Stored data

● ● ● ● ●

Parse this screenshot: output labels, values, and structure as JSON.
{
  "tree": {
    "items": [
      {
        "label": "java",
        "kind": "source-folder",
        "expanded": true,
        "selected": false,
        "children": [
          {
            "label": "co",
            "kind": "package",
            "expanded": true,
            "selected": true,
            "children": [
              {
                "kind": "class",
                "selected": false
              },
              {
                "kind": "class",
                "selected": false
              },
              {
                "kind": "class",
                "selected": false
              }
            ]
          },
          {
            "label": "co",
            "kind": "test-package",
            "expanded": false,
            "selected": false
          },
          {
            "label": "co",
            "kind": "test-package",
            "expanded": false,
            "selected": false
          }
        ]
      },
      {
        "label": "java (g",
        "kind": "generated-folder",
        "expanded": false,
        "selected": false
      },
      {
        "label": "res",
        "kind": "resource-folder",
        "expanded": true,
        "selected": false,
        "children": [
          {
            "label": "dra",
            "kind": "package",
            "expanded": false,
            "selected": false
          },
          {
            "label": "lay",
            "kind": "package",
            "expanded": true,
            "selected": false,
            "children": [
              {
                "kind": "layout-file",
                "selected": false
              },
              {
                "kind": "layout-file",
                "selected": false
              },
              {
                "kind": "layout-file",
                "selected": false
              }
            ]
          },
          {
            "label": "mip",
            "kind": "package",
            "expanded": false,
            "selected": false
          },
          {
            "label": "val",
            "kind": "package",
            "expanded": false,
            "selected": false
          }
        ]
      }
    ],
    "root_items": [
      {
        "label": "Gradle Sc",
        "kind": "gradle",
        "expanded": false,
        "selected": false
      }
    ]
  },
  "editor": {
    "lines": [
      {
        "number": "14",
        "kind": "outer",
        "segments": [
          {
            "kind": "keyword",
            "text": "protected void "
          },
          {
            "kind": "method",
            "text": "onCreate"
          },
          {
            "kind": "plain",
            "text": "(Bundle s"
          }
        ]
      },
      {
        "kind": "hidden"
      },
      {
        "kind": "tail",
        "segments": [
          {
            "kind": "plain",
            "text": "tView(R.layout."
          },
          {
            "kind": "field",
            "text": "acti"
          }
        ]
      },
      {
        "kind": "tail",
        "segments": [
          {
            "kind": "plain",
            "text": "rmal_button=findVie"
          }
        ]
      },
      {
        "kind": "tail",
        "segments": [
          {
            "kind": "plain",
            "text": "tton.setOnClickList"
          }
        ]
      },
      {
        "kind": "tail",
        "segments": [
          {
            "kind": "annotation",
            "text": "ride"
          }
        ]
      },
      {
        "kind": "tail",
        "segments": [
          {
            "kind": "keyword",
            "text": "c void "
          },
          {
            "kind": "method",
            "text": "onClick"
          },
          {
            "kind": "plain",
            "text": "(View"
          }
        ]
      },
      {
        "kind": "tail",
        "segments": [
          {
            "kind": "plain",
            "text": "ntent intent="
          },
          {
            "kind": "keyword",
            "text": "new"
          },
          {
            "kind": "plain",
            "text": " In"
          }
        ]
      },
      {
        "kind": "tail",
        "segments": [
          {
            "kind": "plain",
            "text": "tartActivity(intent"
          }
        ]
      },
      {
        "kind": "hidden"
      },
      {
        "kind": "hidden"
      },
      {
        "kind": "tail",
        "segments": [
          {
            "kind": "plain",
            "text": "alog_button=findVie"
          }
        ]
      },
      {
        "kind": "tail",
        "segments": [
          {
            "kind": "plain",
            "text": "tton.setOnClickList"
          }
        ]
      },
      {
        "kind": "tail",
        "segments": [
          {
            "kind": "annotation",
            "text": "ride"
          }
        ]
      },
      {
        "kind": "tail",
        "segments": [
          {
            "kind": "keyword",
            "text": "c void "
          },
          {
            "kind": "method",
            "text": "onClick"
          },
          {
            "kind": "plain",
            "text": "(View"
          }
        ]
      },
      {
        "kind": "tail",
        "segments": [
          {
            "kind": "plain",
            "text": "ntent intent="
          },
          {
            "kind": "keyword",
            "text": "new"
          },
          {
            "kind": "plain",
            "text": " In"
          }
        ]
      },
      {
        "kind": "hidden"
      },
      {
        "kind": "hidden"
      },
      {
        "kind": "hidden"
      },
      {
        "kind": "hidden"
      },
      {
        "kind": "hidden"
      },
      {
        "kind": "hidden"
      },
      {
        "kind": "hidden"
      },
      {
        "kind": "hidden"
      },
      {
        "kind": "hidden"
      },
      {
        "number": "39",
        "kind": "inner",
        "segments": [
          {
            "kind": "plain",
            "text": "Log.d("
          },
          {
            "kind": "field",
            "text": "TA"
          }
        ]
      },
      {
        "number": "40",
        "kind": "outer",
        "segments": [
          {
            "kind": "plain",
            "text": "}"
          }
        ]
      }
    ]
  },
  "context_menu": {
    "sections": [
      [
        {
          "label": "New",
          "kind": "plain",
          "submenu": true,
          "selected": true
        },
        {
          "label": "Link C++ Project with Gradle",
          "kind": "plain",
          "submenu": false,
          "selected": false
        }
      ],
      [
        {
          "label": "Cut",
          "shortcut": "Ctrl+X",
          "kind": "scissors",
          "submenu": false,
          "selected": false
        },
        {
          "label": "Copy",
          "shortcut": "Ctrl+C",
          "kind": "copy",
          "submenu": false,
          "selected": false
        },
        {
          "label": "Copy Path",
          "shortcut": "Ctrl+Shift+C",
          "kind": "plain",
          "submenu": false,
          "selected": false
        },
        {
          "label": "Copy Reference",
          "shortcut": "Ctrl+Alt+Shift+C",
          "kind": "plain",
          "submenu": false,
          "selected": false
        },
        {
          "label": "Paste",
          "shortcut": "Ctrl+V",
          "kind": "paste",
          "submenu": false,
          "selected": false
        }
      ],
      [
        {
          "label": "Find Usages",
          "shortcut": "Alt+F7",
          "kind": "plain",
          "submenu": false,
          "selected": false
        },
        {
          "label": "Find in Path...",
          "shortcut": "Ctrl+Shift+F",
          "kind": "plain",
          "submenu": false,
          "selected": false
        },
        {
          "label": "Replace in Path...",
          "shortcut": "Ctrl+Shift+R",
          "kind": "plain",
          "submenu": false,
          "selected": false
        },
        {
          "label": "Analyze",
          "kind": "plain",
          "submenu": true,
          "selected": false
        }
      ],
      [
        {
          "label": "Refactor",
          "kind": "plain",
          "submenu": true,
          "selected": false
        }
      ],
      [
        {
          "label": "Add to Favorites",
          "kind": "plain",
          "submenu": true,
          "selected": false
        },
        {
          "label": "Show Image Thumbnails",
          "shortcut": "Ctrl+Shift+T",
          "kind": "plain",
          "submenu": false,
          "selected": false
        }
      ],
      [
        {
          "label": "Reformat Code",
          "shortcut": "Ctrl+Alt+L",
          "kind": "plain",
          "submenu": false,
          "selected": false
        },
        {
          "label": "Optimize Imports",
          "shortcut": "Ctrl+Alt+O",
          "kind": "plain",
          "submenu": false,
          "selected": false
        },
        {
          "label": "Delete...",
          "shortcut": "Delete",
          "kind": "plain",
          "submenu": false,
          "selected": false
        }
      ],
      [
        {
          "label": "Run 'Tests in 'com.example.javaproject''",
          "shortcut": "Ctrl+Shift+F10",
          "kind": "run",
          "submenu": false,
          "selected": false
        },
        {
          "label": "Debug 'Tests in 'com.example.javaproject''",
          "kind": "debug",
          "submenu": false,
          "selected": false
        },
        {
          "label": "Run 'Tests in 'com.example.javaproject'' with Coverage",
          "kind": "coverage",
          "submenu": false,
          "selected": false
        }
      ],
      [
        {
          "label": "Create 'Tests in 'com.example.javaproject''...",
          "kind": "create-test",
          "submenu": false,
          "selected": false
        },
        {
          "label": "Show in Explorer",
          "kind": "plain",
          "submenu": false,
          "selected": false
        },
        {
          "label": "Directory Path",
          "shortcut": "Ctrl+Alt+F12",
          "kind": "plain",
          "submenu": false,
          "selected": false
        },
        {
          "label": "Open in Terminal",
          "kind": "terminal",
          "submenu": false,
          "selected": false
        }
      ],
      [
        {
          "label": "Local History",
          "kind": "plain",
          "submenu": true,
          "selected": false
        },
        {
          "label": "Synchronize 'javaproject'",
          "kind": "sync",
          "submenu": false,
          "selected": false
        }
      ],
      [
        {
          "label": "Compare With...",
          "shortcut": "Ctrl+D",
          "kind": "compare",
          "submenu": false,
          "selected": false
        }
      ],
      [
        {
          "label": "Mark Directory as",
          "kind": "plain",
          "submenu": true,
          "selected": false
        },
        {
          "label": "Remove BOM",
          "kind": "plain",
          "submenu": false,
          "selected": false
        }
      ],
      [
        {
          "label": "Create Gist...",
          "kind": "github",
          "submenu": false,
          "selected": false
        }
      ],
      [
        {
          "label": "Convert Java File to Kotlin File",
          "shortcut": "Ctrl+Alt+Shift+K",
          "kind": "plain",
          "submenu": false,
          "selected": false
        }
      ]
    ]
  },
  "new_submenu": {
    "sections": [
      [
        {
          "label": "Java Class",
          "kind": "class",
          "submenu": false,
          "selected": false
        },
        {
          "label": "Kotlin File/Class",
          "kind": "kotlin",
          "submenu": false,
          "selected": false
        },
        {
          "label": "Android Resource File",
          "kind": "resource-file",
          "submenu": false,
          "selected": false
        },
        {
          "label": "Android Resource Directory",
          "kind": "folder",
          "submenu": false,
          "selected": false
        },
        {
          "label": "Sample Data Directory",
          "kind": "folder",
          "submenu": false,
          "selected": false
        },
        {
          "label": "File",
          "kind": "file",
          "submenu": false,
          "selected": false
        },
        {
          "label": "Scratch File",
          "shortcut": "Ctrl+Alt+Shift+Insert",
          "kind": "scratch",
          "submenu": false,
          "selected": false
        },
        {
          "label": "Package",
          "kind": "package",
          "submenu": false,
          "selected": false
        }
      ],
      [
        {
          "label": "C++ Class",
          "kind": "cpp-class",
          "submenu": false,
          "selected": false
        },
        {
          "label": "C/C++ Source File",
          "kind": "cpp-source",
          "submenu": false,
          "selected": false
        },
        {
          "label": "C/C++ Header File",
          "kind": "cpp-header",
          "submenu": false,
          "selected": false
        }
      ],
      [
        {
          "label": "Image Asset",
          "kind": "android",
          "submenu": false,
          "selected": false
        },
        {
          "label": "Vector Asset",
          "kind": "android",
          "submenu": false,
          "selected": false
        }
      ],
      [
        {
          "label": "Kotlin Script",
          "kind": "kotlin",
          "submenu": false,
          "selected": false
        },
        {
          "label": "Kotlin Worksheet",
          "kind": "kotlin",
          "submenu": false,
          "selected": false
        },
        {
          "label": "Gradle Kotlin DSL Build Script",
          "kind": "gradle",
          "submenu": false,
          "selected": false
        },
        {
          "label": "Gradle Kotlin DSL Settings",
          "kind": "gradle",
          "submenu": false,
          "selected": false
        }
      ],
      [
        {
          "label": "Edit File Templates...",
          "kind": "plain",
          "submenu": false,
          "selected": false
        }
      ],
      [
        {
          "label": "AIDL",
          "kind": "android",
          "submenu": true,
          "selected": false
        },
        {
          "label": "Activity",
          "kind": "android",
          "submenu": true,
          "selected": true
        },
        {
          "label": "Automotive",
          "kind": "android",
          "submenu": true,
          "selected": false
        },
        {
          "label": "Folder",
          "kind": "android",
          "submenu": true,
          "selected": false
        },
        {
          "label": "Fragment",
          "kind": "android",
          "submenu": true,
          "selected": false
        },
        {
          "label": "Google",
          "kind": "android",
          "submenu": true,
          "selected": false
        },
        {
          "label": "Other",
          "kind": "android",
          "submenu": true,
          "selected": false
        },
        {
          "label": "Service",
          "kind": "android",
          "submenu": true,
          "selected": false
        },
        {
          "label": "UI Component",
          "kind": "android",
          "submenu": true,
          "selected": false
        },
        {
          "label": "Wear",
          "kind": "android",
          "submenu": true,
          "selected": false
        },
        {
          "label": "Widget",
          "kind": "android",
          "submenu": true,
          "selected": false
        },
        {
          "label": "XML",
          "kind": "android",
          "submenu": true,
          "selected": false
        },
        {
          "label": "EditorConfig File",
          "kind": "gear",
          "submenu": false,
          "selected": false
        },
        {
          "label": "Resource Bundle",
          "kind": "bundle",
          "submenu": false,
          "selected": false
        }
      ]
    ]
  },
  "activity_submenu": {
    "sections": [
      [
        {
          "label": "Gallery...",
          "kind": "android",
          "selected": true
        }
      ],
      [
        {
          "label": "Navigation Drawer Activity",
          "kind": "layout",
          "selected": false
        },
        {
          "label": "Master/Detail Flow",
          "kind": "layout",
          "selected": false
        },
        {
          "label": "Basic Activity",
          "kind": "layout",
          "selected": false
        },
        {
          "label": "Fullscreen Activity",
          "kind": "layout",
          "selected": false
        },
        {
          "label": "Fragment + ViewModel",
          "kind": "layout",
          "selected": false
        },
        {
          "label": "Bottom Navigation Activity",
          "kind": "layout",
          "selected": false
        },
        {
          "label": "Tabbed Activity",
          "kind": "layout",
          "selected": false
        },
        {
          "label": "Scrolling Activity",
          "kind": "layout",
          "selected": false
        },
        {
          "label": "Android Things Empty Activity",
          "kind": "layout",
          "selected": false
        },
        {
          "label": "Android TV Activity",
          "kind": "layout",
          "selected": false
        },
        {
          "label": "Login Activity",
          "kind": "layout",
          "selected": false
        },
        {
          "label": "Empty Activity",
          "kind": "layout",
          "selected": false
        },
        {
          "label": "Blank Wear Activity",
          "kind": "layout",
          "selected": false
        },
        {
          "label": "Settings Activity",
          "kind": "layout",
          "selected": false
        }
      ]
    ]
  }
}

● ● ● ● ●

*DO THIS*. Count every line in the preceding entries where the string "Wear" appears, then state only the total.

*ANSWER FOR THIS EXERCISE*. 2